Dataset listings of figures
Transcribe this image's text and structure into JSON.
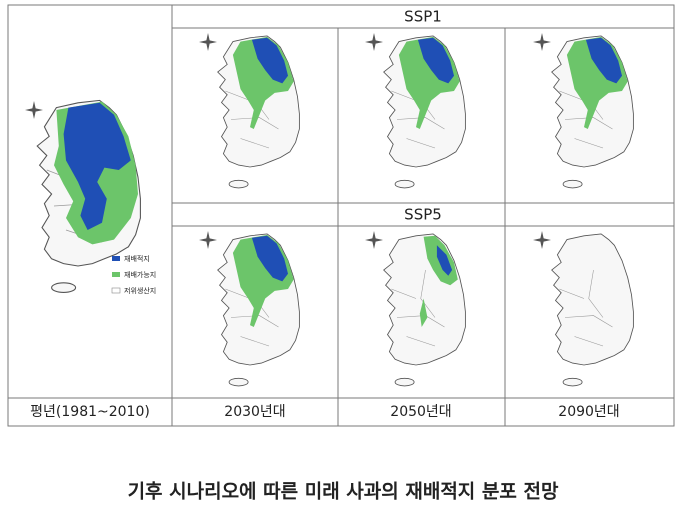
{
  "table": {
    "header": {
      "ssp1": "SSP1",
      "ssp5": "SSP5"
    },
    "columns": [
      "평년(1981~2010)",
      "2030년대",
      "2050년대",
      "2090년대"
    ]
  },
  "legend": [
    "재배적지",
    "재배가능지",
    "저위생산지"
  ],
  "caption": "기후 시나리오에 따른 미래 사과의 재배적지 분포 전망"
}
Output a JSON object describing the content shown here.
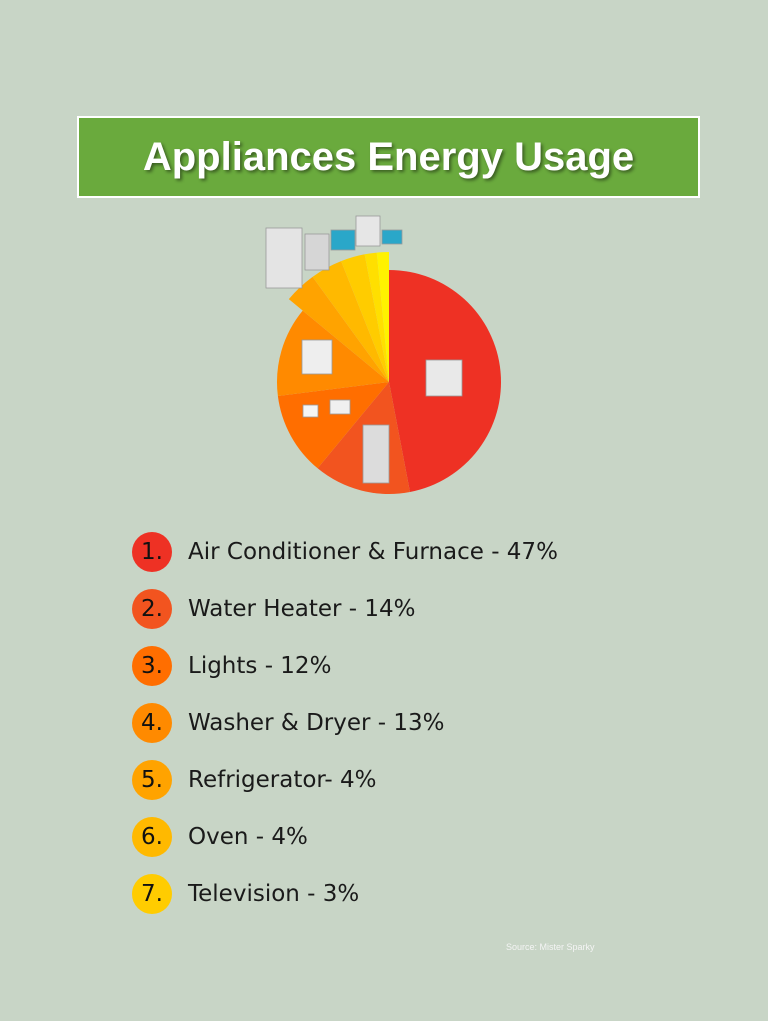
{
  "title": "Appliances Energy Usage",
  "source": "Source: Mister Sparky",
  "chart_data": {
    "type": "pie",
    "title": "Appliances Energy Usage",
    "categories": [
      "Air Conditioner & Furnace",
      "Water Heater",
      "Lights",
      "Washer & Dryer",
      "Refrigerator",
      "Oven",
      "Television"
    ],
    "values": [
      47,
      14,
      12,
      13,
      4,
      4,
      3
    ],
    "unit": "%",
    "colors": [
      "#ee3124",
      "#f2541f",
      "#ff6e00",
      "#ff8a00",
      "#ffa300",
      "#ffb900",
      "#ffcc00"
    ],
    "legend_position": "bottom",
    "legend": [
      {
        "num": "1.",
        "label": "Air Conditioner & Furnace - 47%"
      },
      {
        "num": "2.",
        "label": "Water Heater - 14%"
      },
      {
        "num": "3.",
        "label": "Lights - 12%"
      },
      {
        "num": "4.",
        "label": "Washer & Dryer - 13%"
      },
      {
        "num": "5.",
        "label": "Refrigerator- 4%"
      },
      {
        "num": "6.",
        "label": "Oven - 4%"
      },
      {
        "num": "7.",
        "label": "Television - 3%"
      }
    ]
  }
}
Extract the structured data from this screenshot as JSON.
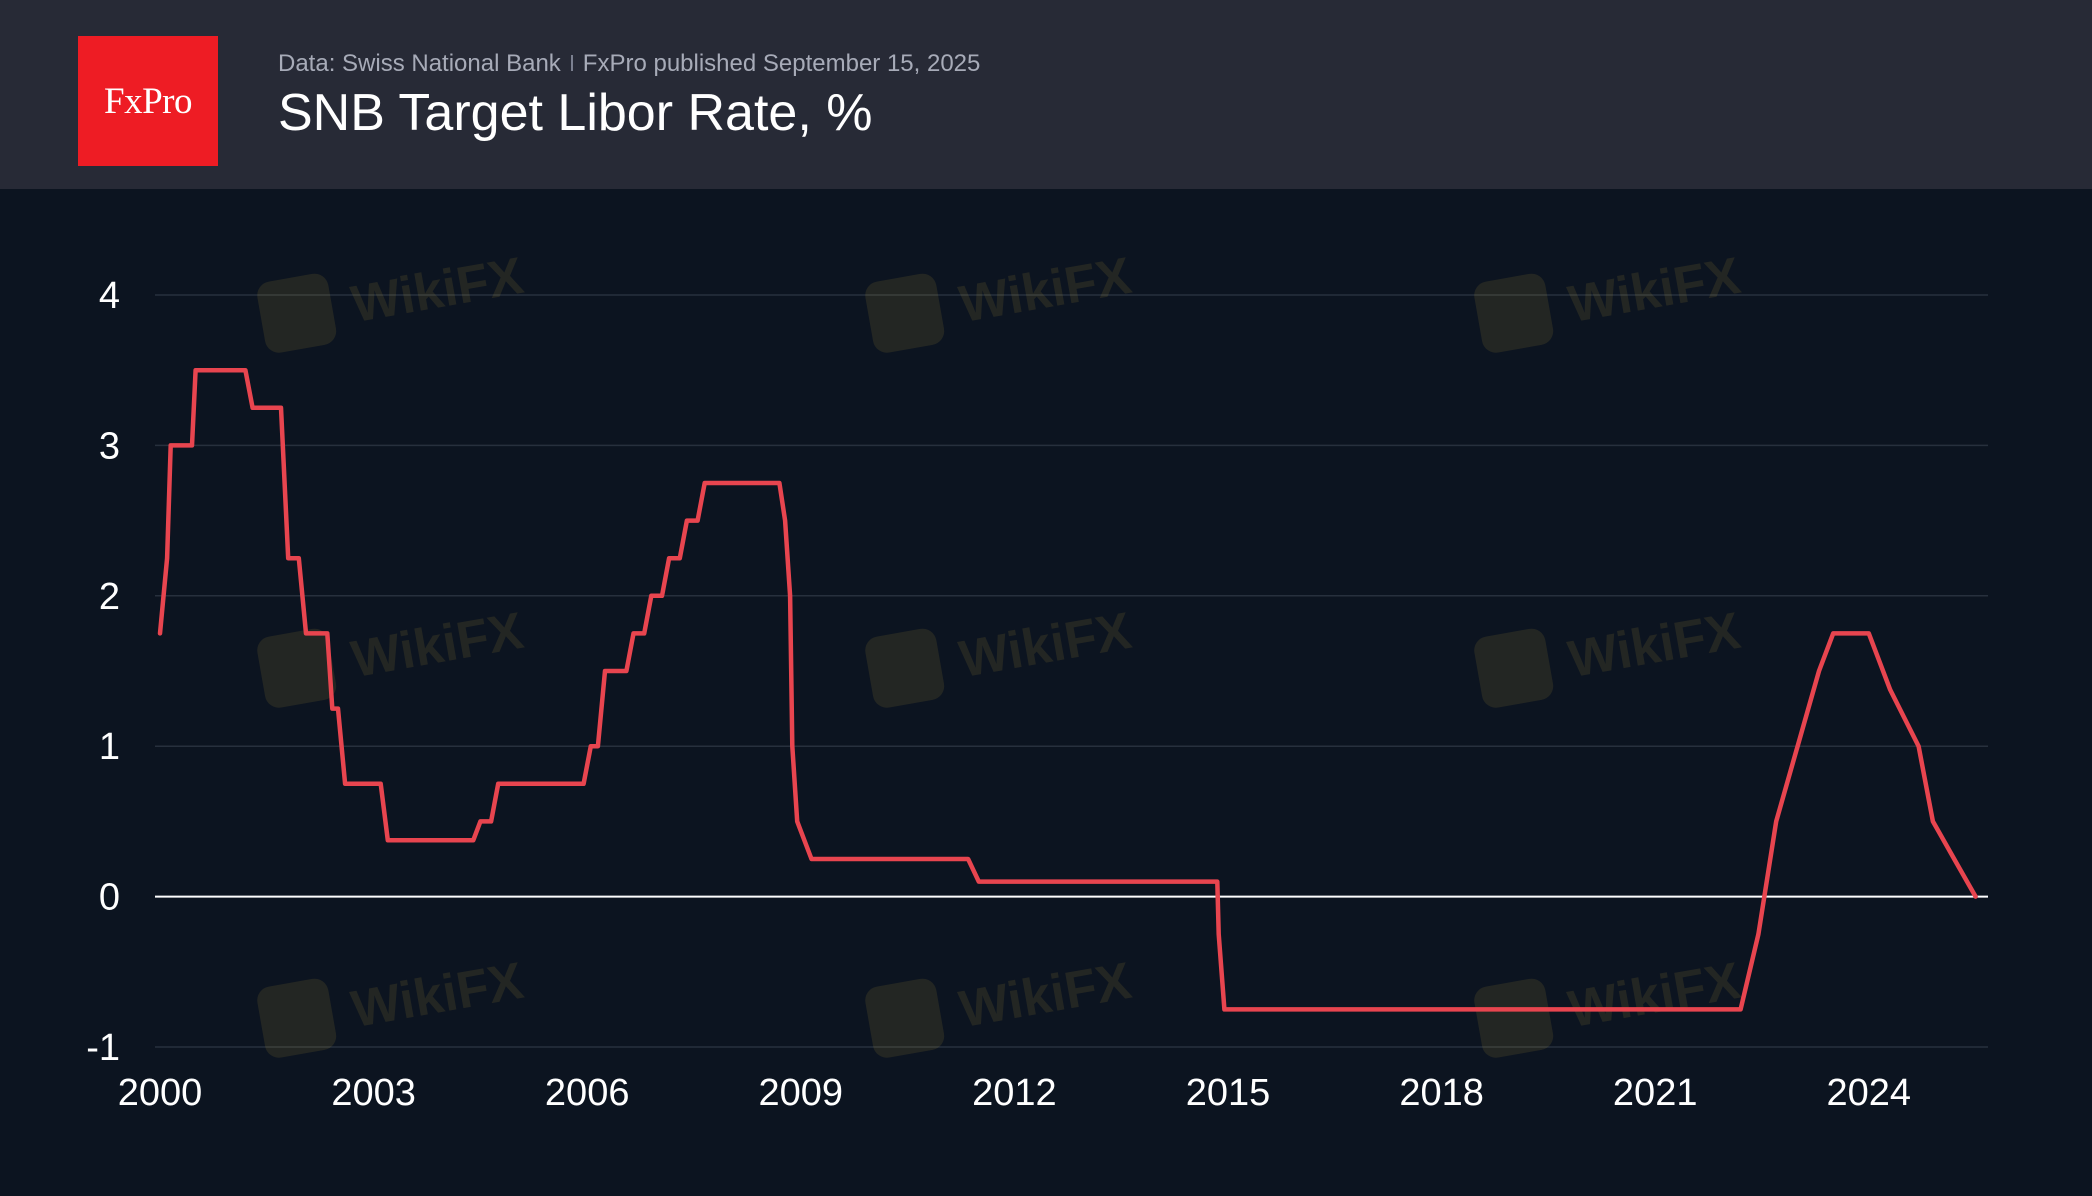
{
  "header": {
    "logo_text": "FxPro",
    "source_label": "Data: Swiss National Bank",
    "published_label": "FxPro published September 15, 2025",
    "title": "SNB Target Libor Rate, %"
  },
  "watermark_text": "WikiFX",
  "colors": {
    "header_bg": "#272a36",
    "plot_bg": "#0c1420",
    "line": "#e8454f",
    "brand_red": "#ee1c24",
    "grid": "#27303d",
    "zero_line": "#ffffff"
  },
  "chart_data": {
    "type": "line",
    "title": "SNB Target Libor Rate, %",
    "xlabel": "",
    "ylabel": "",
    "xlim": [
      2000.0,
      2025.85
    ],
    "ylim": [
      -1,
      4
    ],
    "x_ticks": [
      2000,
      2003,
      2006,
      2009,
      2012,
      2015,
      2018,
      2021,
      2024
    ],
    "y_ticks": [
      4,
      3,
      2,
      1,
      0,
      -1
    ],
    "y_tick_labels": [
      "4",
      "3",
      "2",
      "1",
      "0",
      "-1"
    ],
    "grid": true,
    "legend": "none",
    "series": [
      {
        "name": "",
        "points": [
          [
            2000.0,
            1.75
          ],
          [
            2000.1,
            2.25
          ],
          [
            2000.15,
            3.0
          ],
          [
            2000.45,
            3.0
          ],
          [
            2000.5,
            3.5
          ],
          [
            2001.2,
            3.5
          ],
          [
            2001.3,
            3.25
          ],
          [
            2001.7,
            3.25
          ],
          [
            2001.8,
            2.25
          ],
          [
            2001.95,
            2.25
          ],
          [
            2002.05,
            1.75
          ],
          [
            2002.35,
            1.75
          ],
          [
            2002.42,
            1.25
          ],
          [
            2002.5,
            1.25
          ],
          [
            2002.6,
            0.75
          ],
          [
            2003.1,
            0.75
          ],
          [
            2003.2,
            0.375
          ],
          [
            2004.4,
            0.375
          ],
          [
            2004.5,
            0.5
          ],
          [
            2004.65,
            0.5
          ],
          [
            2004.75,
            0.75
          ],
          [
            2005.95,
            0.75
          ],
          [
            2006.05,
            1.0
          ],
          [
            2006.15,
            1.0
          ],
          [
            2006.25,
            1.5
          ],
          [
            2006.55,
            1.5
          ],
          [
            2006.65,
            1.75
          ],
          [
            2006.8,
            1.75
          ],
          [
            2006.9,
            2.0
          ],
          [
            2007.05,
            2.0
          ],
          [
            2007.15,
            2.25
          ],
          [
            2007.3,
            2.25
          ],
          [
            2007.4,
            2.5
          ],
          [
            2007.55,
            2.5
          ],
          [
            2007.65,
            2.75
          ],
          [
            2008.7,
            2.75
          ],
          [
            2008.78,
            2.5
          ],
          [
            2008.85,
            2.0
          ],
          [
            2008.88,
            1.0
          ],
          [
            2008.95,
            0.5
          ],
          [
            2009.15,
            0.25
          ],
          [
            2011.35,
            0.25
          ],
          [
            2011.5,
            0.1
          ],
          [
            2014.85,
            0.1
          ],
          [
            2014.87,
            -0.25
          ],
          [
            2014.95,
            -0.75
          ],
          [
            2022.2,
            -0.75
          ],
          [
            2022.45,
            -0.25
          ],
          [
            2022.7,
            0.5
          ],
          [
            2023.0,
            1.0
          ],
          [
            2023.3,
            1.5
          ],
          [
            2023.5,
            1.75
          ],
          [
            2024.0,
            1.75
          ],
          [
            2024.3,
            1.375
          ],
          [
            2024.7,
            1.0
          ],
          [
            2024.9,
            0.5
          ],
          [
            2025.2,
            0.25
          ],
          [
            2025.5,
            0.0
          ]
        ]
      }
    ]
  }
}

- **Required work**: Skip the images and write out the rest of the listing exactly.

- **Answer**:
Transcribe this image's text and structure into JSON.
{
  "table": {
    "header": {
      "ssp1": "SSP1",
      "ssp5": "SSP5"
    },
    "columns": [
      "평년(1981~2010)",
      "2030년대",
      "2050년대",
      "2090년대"
    ]
  },
  "legend": [
    "재배적지",
    "재배가능지",
    "저위생산지"
  ],
  "caption": "기후 시나리오에 따른 미래 사과의 재배적지 분포 전망"
}
Output a JSON object describing the content shown here.
{
  "title": "Appliances Energy Usage",
  "source": "Source: Mister Sparky",
  "chart_data": {
    "type": "pie",
    "title": "Appliances Energy Usage",
    "categories": [
      "Air Conditioner & Furnace",
      "Water Heater",
      "Lights",
      "Washer & Dryer",
      "Refrigerator",
      "Oven",
      "Television"
    ],
    "values": [
      47,
      14,
      12,
      13,
      4,
      4,
      3
    ],
    "unit": "%",
    "colors": [
      "#ee3124",
      "#f2541f",
      "#ff6e00",
      "#ff8a00",
      "#ffa300",
      "#ffb900",
      "#ffcc00"
    ],
    "legend_position": "bottom",
    "legend": [
      {
        "num": "1.",
        "label": "Air Conditioner & Furnace - 47%"
      },
      {
        "num": "2.",
        "label": "Water Heater - 14%"
      },
      {
        "num": "3.",
        "label": "Lights - 12%"
      },
      {
        "num": "4.",
        "label": "Washer & Dryer - 13%"
      },
      {
        "num": "5.",
        "label": "Refrigerator- 4%"
      },
      {
        "num": "6.",
        "label": "Oven - 4%"
      },
      {
        "num": "7.",
        "label": "Television - 3%"
      }
    ]
  }
}
Extract the structured data from this screenshot as JSON.
{
  "header": {
    "logo_text": "FxPro",
    "source_label": "Data: Swiss National Bank",
    "published_label": "FxPro published September 15, 2025",
    "title": "SNB Target Libor Rate, %"
  },
  "watermark_text": "WikiFX",
  "colors": {
    "header_bg": "#272a36",
    "plot_bg": "#0c1420",
    "line": "#e8454f",
    "brand_red": "#ee1c24",
    "grid": "#27303d",
    "zero_line": "#ffffff"
  },
  "chart_data": {
    "type": "line",
    "title": "SNB Target Libor Rate, %",
    "xlabel": "",
    "ylabel": "",
    "xlim": [
      2000.0,
      2025.85
    ],
    "ylim": [
      -1,
      4
    ],
    "x_ticks": [
      2000,
      2003,
      2006,
      2009,
      2012,
      2015,
      2018,
      2021,
      2024
    ],
    "y_ticks": [
      4,
      3,
      2,
      1,
      0,
      -1
    ],
    "y_tick_labels": [
      "4",
      "3",
      "2",
      "1",
      "0",
      "-1"
    ],
    "grid": true,
    "legend": "none",
    "series": [
      {
        "name": "",
        "points": [
          [
            2000.0,
            1.75
          ],
          [
            2000.1,
            2.25
          ],
          [
            2000.15,
            3.0
          ],
          [
            2000.45,
            3.0
          ],
          [
            2000.5,
            3.5
          ],
          [
            2001.2,
            3.5
          ],
          [
            2001.3,
            3.25
          ],
          [
            2001.7,
            3.25
          ],
          [
            2001.8,
            2.25
          ],
          [
            2001.95,
            2.25
          ],
          [
            2002.05,
            1.75
          ],
          [
            2002.35,
            1.75
          ],
          [
            2002.42,
            1.25
          ],
          [
            2002.5,
            1.25
          ],
          [
            2002.6,
            0.75
          ],
          [
            2003.1,
            0.75
          ],
          [
            2003.2,
            0.375
          ],
          [
            2004.4,
            0.375
          ],
          [
            2004.5,
            0.5
          ],
          [
            2004.65,
            0.5
          ],
          [
            2004.75,
            0.75
          ],
          [
            2005.95,
            0.75
          ],
          [
            2006.05,
            1.0
          ],
          [
            2006.15,
            1.0
          ],
          [
            2006.25,
            1.5
          ],
          [
            2006.55,
            1.5
          ],
          [
            2006.65,
            1.75
          ],
          [
            2006.8,
            1.75
          ],
          [
            2006.9,
            2.0
          ],
          [
            2007.05,
            2.0
          ],
          [
            2007.15,
            2.25
          ],
          [
            2007.3,
            2.25
          ],
          [
            2007.4,
            2.5
          ],
          [
            2007.55,
            2.5
          ],
          [
            2007.65,
            2.75
          ],
          [
            2008.7,
            2.75
          ],
          [
            2008.78,
            2.5
          ],
          [
            2008.85,
            2.0
          ],
          [
            2008.88,
            1.0
          ],
          [
            2008.95,
            0.5
          ],
          [
            2009.15,
            0.25
          ],
          [
            2011.35,
            0.25
          ],
          [
            2011.5,
            0.1
          ],
          [
            2014.85,
            0.1
          ],
          [
            2014.87,
            -0.25
          ],
          [
            2014.95,
            -0.75
          ],
          [
            2022.2,
            -0.75
          ],
          [
            2022.45,
            -0.25
          ],
          [
            2022.7,
            0.5
          ],
          [
            2023.0,
            1.0
          ],
          [
            2023.3,
            1.5
          ],
          [
            2023.5,
            1.75
          ],
          [
            2024.0,
            1.75
          ],
          [
            2024.3,
            1.375
          ],
          [
            2024.7,
            1.0
          ],
          [
            2024.9,
            0.5
          ],
          [
            2025.2,
            0.25
          ],
          [
            2025.5,
            0.0
          ]
        ]
      }
    ]
  }
}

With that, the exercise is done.